**** LESETEXT ****

Zwar habe ich ein altsprachliches Gymnasium besucht - Fremdworte und lateinische Einwürfe sind mir nicht unbekannt, zumal mein Vater als alter Lateiner mehrere Floskeln durchaus am Mittagstisch in lateinischer Sprache zum Besten gab - , aber im Alltag und besonders in meinen Texten versuche ich sie zu meiden. Denn Fremdworte bauen Distanz auf. Im Studium habe ich mehrere Dissertationen durchackern müssen. Und leider erinnert mich dein Text mehr an diese schwierigen Texte als einen erholsamen Rückzug in die Belletristik.
Und auf irgendeine Weise erotisch finde ich den Text nicht. Dabei bin ich noch nicht einmal zu den fraglichen Stellen gelangt, die Frauen wohl abschrecken sollen (da muss schon viel passieren, um mich abzuschrecken, ich schreibe selbst Erotik). Allein schon die Fußnoten sind zu viel. Ich bin mir nicht einmal sicher, ob du überhaupt Belletristik schreiben wolltest, oder ob es doch nur eine wissenschaftliche Abhandlung über irgendeinen Umstand in der Literatur geht.
Ich gebe zu, ich habe deine Leseprobe nicht bis zum Schluss gelesen. Der Text ist mir zu abgehoben, ich musste mich von der ersten Zeile an durchquälen.

In einem Schreibkurs, den ich einst besucht habe, wurde mir die KELT-Regel ans Herz gelegt: Kurz, Einfach, Lebendig, Treffend. Mit diesen vier Texteigenschaften fesselt man Leser. Ich finde nur wenig davon in deinem Text.

**** BEREITGESTELLTE DATEN ****

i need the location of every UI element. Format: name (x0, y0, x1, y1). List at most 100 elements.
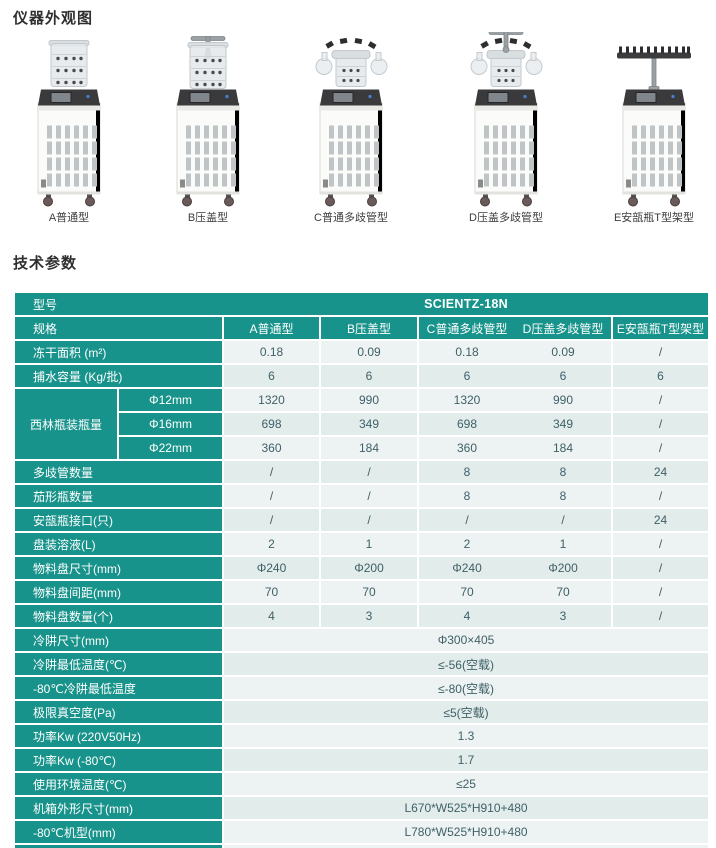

****

AUFGABEN —
- A) Schreiben Sie aus der Kritik an der Leseprobe alles von „Und auf irgendeine“ bis hinunter zu „Zeile an durchquälen.“ wortgetreu ab.
- B) Verfassen Sie den nächsten Abschnitt der Kritik an der Leseprobe, der unmittelbar an ihren letzten Satz anschließt.

LÖSUNGEN —
- A)
Und auf irgendeine Weise erotisch finde ich den Text nicht. Dabei bin ich noch nicht einmal zu den fraglichen Stellen gelangt, die Frauen wohl abschrecken sollen (da muss schon viel passieren, um mich abzuschrecken, ich schreibe selbst Erotik). Allein schon die Fußnoten sind zu viel. Ich bin mir nicht einmal sicher, ob du überhaupt Belletristik schreiben wolltest, oder ob es doch nur eine wissenschaftliche Abhandlung über irgendeinen Umstand in der Literatur geht.
Ich gebe zu, ich habe deine Leseprobe nicht bis zum Schluss gelesen. Der Text ist mir zu abgehoben, ich musste mich von der ersten Zeile an durchquälen.

- B)
Vielleicht mag irgendein einsamer Wissenschaftler seinen Spaß am Lesen deiner Texte finden.
Für eine große Leserschar ist dieser Text mit Sicherheit nicht unterhaltungstauglich.
Hast du deine Texte mal einem Verlagslektor vorgelegt?

Es tut mir leid, wenn ich das nun so gnadenlos hinschreiben muss. Aber so denke ich nun mal darüber. Es ist toll, wenn man hoch gebildet ist. Aber es ist nicht erstrebenswert, diese hohe Bildung in jedem Satz darstellen/lesen zu müssen. Das Wort “Bildungsexhibitionismus” von @RalfG finde ich hier sehr treffend.

Ich vermeide Fremdworte, wo ich kann. Versuche, alles so verständlich und unterhaltsam wie möglich zu schreiben, auch wenn ich humanistisch gebildet bin.

Aber jedem das Seine. Mich erreichst du damit leider nicht.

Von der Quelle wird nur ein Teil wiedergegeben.